# Given exercise:
From the entries below, report how many lines contain the string "address". Give only that number.
=====
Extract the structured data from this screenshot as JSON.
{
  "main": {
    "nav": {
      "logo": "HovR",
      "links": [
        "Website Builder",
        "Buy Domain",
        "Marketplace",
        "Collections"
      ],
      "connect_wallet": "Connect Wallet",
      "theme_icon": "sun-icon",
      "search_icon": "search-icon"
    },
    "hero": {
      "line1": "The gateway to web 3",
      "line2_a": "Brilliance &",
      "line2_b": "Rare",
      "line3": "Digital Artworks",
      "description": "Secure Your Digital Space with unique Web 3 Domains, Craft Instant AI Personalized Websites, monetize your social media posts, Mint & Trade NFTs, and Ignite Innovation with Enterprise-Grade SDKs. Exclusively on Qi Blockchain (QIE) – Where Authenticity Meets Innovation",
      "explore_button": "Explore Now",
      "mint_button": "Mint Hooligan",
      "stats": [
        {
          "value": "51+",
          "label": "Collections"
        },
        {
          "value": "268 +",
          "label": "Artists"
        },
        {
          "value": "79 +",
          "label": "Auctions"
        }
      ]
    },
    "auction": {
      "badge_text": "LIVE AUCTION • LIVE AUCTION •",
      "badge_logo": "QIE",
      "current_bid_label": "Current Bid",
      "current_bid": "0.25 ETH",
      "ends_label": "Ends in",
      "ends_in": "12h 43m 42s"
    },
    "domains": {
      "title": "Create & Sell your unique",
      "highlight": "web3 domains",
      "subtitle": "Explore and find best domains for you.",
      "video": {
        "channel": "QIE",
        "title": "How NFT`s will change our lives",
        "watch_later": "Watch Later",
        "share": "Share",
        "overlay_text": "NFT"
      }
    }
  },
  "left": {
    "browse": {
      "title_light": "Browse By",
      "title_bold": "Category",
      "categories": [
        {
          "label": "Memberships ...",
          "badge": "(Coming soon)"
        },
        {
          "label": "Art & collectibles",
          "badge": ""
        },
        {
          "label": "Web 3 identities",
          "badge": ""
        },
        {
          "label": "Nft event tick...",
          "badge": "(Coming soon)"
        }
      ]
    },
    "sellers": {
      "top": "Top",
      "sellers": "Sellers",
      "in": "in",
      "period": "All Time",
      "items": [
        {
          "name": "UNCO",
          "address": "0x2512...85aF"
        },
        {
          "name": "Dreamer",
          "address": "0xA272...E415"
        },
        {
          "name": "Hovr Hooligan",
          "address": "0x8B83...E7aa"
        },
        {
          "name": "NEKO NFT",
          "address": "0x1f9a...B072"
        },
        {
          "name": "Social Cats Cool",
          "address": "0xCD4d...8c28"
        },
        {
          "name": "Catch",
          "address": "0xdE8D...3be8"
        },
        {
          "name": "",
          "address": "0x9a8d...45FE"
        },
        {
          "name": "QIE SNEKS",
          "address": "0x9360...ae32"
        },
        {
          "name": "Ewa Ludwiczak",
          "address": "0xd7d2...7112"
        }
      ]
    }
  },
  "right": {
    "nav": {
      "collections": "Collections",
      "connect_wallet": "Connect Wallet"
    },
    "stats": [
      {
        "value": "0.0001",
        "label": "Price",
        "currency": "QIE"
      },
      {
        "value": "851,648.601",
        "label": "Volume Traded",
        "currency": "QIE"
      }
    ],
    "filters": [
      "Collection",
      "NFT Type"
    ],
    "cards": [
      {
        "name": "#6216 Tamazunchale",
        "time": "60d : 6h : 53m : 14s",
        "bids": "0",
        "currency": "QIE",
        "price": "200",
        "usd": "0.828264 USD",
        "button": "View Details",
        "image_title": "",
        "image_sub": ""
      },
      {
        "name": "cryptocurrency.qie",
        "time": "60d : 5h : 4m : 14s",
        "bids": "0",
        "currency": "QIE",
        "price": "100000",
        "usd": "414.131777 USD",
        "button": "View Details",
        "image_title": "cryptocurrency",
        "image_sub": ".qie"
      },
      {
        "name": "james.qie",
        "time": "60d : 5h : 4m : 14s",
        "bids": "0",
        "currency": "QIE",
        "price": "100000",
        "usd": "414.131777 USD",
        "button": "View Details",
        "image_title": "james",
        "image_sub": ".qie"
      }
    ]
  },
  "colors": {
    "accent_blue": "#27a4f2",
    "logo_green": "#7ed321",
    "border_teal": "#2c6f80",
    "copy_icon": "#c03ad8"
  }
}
=====
# Response below:
9